Some lines in the records below may hold the word "have"; give the number of those lines and nothing else.
*** Records supplied ***
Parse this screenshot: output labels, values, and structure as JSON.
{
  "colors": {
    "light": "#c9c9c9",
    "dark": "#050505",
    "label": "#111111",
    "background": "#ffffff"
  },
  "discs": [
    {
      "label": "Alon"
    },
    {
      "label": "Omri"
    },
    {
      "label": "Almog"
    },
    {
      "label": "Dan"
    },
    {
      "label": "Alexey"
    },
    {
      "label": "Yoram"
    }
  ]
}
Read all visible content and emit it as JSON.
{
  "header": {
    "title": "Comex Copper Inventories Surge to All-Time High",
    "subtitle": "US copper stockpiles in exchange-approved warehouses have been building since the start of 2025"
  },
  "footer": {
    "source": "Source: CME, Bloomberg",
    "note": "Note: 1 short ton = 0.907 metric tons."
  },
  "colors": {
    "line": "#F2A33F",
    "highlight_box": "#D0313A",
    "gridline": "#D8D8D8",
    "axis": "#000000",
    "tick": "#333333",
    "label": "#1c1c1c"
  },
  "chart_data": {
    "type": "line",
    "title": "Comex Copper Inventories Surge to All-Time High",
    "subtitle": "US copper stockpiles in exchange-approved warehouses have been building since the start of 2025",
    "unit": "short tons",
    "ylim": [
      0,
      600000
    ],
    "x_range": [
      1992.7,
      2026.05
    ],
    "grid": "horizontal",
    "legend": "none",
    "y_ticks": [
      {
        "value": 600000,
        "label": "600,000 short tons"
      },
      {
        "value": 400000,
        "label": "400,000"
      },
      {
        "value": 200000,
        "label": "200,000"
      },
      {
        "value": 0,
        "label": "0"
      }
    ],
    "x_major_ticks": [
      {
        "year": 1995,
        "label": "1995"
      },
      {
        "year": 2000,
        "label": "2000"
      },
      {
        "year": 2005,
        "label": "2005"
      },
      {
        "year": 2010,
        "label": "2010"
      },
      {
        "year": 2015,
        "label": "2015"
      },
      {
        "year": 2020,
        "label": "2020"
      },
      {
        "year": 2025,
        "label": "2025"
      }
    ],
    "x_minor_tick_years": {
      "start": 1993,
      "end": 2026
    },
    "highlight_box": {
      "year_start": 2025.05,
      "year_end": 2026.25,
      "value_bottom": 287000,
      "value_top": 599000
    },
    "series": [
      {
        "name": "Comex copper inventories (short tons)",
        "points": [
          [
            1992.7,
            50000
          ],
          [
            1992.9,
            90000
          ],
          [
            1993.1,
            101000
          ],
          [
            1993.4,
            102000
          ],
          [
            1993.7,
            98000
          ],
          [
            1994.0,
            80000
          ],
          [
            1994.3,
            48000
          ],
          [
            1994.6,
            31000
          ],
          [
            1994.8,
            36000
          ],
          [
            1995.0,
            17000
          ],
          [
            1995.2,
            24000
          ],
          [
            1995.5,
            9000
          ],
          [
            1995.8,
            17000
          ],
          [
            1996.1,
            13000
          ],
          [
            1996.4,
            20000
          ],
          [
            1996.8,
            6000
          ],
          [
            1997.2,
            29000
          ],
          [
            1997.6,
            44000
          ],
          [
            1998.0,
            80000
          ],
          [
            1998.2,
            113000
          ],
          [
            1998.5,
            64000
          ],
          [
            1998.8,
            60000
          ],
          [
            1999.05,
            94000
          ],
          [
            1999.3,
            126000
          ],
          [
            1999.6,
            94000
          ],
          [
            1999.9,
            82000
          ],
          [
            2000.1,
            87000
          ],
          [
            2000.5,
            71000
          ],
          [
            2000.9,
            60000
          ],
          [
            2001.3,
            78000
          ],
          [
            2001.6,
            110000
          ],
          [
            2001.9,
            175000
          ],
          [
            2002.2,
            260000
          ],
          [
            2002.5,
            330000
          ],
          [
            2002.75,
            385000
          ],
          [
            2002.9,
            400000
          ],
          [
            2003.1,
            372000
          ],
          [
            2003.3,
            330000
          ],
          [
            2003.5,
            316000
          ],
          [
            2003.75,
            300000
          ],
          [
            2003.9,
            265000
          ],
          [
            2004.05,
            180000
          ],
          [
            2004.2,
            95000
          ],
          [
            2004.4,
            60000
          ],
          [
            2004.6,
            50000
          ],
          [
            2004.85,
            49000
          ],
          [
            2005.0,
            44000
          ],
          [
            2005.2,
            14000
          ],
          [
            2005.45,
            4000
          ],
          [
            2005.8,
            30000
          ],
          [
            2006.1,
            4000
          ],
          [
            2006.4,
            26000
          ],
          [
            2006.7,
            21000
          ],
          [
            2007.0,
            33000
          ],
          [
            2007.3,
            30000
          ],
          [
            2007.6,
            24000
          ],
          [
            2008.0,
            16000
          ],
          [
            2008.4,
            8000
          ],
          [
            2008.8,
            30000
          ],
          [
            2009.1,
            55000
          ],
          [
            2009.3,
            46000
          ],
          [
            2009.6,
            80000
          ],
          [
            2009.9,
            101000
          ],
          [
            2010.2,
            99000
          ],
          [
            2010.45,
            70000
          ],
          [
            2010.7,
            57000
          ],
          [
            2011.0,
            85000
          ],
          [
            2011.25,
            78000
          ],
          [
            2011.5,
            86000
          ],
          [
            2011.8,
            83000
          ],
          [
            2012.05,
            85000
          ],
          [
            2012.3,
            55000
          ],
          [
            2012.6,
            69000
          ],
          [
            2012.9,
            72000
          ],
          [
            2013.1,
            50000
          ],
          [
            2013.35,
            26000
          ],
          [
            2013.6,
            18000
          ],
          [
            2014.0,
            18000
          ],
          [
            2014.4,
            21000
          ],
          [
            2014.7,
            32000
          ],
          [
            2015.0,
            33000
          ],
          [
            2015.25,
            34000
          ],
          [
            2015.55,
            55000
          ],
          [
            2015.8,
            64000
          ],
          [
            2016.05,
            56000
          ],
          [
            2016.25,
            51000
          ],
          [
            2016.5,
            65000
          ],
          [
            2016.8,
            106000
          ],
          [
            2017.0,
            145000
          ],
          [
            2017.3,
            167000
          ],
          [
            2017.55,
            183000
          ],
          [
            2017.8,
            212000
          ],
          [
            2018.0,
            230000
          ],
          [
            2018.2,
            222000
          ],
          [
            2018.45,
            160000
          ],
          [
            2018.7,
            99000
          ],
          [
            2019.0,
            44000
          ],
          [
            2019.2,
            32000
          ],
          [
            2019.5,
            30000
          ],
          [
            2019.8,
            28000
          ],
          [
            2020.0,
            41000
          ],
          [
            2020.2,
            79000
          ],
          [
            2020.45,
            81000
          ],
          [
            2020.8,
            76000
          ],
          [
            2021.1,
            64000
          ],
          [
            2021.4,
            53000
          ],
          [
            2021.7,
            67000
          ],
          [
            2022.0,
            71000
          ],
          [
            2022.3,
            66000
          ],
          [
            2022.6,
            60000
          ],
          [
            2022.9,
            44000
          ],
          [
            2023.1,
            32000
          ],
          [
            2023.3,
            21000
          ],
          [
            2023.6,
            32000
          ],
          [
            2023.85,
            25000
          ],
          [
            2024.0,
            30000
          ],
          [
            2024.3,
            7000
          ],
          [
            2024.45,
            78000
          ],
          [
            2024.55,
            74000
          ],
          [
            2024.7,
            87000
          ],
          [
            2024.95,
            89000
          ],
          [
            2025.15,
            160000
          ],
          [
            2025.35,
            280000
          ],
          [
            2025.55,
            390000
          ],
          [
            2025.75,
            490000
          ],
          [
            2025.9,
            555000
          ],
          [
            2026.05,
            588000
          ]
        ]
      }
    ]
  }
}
***
Answer to this task:
2